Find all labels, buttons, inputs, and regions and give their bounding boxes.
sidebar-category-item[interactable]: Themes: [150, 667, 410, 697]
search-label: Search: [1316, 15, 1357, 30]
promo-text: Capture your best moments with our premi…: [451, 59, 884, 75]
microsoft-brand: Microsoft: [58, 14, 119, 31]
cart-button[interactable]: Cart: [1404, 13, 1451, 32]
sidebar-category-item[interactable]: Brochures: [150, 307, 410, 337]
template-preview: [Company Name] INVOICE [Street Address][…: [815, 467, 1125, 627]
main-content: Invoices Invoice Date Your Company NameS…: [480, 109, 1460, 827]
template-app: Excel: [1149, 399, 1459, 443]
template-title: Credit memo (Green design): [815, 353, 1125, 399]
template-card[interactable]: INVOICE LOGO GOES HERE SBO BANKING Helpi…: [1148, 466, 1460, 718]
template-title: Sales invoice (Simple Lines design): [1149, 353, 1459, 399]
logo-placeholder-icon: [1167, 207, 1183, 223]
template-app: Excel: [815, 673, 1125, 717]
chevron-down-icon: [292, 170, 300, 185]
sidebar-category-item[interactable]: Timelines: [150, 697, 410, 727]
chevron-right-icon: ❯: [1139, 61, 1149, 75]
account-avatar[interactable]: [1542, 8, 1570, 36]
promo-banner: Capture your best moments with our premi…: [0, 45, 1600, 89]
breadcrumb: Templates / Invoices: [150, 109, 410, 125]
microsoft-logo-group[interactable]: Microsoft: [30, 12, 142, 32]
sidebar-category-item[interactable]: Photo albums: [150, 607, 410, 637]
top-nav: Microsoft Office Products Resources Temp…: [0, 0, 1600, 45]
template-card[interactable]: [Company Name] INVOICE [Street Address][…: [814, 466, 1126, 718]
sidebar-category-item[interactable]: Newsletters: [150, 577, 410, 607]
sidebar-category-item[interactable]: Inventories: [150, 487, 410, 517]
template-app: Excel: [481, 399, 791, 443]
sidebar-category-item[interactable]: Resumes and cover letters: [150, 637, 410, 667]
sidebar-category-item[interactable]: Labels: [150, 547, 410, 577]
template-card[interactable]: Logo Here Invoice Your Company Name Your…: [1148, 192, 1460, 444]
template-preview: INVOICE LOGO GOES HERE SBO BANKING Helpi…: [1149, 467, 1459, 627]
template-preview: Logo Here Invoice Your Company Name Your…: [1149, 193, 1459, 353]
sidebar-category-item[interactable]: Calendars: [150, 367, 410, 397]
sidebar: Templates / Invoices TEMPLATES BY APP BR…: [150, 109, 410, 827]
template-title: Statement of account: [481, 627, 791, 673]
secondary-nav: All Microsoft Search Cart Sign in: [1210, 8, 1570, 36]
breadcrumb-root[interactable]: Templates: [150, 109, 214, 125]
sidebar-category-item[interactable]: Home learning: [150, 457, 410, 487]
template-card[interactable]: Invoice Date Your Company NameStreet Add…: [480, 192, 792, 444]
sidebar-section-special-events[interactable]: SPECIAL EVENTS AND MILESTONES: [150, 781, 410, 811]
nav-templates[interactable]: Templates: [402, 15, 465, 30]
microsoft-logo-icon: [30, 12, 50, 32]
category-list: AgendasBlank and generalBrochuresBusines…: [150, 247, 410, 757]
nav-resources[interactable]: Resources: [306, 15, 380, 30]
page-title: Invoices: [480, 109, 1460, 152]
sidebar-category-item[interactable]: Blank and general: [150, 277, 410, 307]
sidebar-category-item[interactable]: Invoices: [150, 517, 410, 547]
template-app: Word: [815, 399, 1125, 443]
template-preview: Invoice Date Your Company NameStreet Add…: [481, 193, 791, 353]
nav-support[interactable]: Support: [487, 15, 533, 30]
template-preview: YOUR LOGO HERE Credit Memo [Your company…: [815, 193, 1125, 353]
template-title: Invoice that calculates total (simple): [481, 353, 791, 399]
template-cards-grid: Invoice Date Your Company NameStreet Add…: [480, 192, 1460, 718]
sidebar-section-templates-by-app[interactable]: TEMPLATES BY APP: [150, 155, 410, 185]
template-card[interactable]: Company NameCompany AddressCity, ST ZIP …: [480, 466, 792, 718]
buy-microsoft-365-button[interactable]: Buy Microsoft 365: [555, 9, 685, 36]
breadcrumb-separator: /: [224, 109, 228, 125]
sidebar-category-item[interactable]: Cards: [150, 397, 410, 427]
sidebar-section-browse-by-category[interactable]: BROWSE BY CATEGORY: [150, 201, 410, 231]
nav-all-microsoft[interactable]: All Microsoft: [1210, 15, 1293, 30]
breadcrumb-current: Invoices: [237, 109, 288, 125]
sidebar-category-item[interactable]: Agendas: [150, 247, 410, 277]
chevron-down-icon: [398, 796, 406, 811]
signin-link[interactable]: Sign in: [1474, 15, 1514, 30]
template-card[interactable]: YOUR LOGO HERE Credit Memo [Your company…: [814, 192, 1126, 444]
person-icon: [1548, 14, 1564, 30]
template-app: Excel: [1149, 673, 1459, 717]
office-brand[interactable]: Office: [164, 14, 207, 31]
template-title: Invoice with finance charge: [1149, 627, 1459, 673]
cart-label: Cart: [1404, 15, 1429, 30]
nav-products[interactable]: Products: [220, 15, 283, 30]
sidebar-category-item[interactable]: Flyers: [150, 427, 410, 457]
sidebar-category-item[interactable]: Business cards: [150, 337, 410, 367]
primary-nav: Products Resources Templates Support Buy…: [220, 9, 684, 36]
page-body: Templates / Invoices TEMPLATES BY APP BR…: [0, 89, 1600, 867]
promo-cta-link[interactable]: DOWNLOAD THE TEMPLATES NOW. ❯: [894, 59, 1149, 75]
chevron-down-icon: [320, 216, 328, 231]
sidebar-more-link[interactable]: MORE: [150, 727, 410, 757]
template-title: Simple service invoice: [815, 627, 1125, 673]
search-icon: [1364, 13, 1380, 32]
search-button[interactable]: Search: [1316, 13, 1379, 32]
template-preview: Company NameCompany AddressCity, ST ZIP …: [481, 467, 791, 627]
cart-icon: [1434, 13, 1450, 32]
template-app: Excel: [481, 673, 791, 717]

__The task__
How many of the lines above contain the word "promo"? Reply with the number alone.

__Solution__
3